Wherever the string "JSON" occurs in a line of these records, report that line.

Listing:
————
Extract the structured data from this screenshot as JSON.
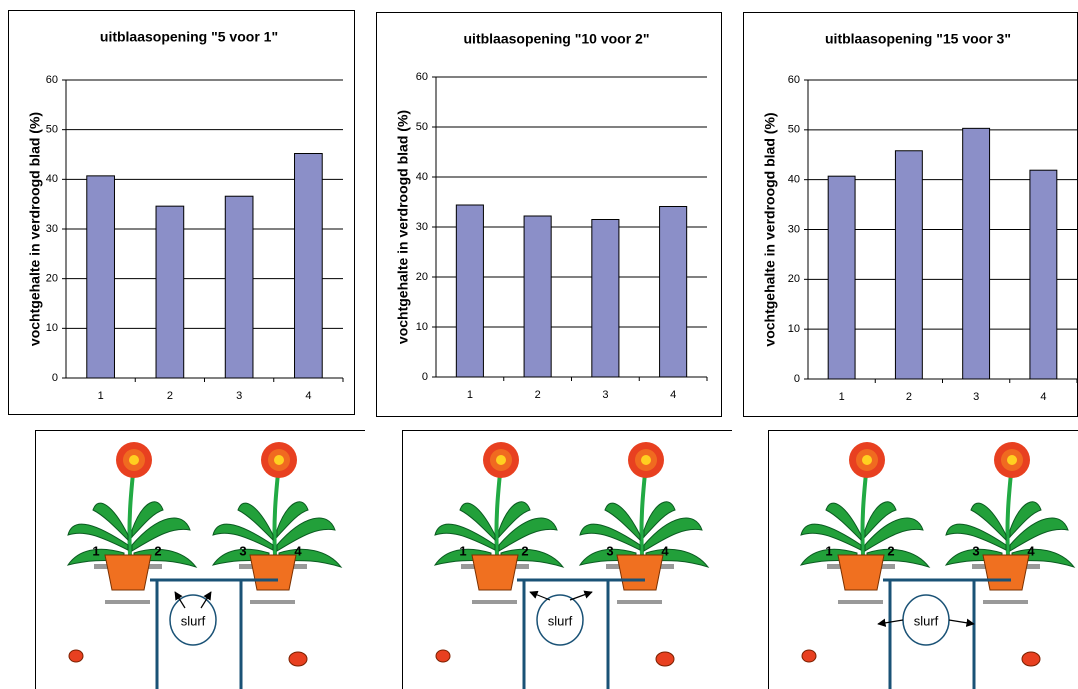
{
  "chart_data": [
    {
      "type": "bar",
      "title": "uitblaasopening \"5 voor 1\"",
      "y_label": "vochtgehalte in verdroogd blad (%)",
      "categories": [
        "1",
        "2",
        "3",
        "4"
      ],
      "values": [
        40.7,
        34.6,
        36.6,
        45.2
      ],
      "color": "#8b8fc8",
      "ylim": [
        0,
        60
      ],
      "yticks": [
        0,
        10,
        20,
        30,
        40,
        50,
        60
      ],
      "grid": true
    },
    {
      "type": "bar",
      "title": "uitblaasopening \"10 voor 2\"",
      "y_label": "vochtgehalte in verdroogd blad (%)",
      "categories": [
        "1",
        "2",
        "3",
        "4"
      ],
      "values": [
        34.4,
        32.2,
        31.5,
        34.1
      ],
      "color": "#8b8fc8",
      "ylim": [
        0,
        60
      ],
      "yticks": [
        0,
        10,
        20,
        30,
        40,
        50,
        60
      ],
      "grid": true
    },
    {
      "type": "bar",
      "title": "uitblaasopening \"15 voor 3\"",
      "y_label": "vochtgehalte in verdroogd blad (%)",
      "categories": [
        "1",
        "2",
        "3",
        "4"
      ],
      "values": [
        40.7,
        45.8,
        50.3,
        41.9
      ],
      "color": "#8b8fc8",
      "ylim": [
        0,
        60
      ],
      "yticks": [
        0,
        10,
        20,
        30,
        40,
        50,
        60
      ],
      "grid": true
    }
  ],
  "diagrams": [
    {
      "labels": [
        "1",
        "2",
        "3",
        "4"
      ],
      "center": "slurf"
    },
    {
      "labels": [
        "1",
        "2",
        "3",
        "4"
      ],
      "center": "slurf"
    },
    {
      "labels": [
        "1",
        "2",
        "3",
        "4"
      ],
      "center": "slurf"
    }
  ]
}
————
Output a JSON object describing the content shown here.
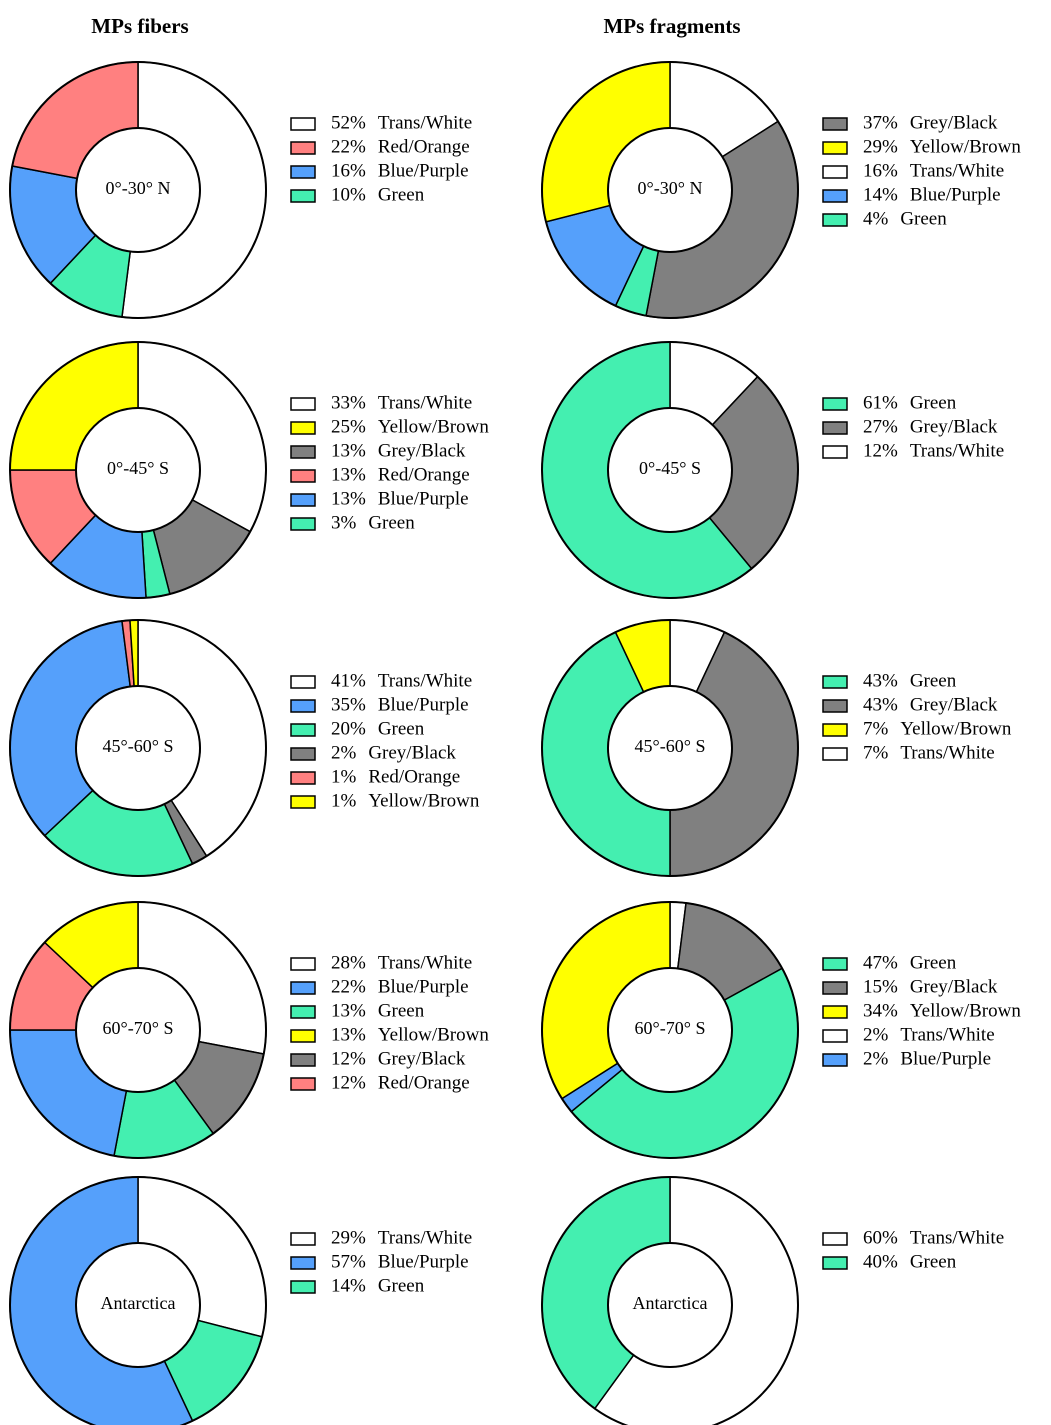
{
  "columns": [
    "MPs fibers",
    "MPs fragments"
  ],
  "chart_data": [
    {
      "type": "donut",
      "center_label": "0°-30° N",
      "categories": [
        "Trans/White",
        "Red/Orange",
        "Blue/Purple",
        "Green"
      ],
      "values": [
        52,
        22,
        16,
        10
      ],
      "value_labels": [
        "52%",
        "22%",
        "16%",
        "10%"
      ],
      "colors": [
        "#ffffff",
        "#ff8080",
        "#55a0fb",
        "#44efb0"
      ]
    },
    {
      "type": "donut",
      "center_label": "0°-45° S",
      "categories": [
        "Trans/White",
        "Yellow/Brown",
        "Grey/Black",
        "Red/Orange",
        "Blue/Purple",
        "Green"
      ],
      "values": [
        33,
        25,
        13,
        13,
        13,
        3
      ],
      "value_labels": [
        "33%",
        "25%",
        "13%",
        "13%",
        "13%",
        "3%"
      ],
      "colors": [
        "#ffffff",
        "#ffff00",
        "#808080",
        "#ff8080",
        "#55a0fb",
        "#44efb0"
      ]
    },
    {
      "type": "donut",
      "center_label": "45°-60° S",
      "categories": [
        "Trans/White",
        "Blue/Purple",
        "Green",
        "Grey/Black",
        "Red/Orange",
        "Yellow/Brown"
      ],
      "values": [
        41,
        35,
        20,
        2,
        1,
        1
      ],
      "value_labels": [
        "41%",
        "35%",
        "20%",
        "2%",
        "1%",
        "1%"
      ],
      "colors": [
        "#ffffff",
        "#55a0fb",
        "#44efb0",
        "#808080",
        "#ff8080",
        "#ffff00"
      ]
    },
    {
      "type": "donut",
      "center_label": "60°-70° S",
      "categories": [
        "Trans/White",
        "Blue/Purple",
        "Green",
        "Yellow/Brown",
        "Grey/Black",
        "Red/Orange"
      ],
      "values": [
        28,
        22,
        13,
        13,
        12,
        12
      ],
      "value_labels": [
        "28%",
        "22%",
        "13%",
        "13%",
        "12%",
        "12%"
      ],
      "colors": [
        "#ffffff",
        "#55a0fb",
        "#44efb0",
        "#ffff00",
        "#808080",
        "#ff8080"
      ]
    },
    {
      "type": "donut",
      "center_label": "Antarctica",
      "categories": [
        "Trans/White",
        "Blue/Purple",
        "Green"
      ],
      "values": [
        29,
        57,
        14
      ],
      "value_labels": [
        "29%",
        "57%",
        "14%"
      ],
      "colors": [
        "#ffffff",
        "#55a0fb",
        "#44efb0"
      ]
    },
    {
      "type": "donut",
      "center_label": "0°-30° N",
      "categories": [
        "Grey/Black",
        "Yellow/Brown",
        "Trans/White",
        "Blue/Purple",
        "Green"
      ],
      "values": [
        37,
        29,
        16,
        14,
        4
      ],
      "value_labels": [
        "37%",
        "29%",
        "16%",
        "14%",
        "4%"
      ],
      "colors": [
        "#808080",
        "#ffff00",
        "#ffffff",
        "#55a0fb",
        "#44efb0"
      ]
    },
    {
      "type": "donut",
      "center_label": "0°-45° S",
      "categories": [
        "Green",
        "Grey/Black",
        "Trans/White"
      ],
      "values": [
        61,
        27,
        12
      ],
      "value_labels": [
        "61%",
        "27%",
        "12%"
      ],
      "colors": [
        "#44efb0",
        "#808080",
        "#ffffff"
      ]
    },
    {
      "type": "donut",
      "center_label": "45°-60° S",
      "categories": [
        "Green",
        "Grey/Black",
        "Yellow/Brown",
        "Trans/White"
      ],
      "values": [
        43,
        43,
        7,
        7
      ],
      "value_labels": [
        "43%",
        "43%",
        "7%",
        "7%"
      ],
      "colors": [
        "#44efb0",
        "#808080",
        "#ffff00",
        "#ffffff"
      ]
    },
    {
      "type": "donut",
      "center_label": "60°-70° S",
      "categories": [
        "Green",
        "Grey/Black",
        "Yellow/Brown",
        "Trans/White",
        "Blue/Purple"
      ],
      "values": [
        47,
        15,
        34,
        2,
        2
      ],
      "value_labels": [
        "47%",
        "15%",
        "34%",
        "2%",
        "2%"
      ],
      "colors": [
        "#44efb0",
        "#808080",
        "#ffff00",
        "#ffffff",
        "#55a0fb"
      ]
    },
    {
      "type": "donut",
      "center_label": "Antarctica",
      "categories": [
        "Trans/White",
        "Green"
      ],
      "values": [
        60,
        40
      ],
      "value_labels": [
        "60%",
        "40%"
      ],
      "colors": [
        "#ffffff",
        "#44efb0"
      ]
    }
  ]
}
————
Solution to this problem:
Extract the structured data from this screenshot as JSON.
Output a JSON object describing the content shown here.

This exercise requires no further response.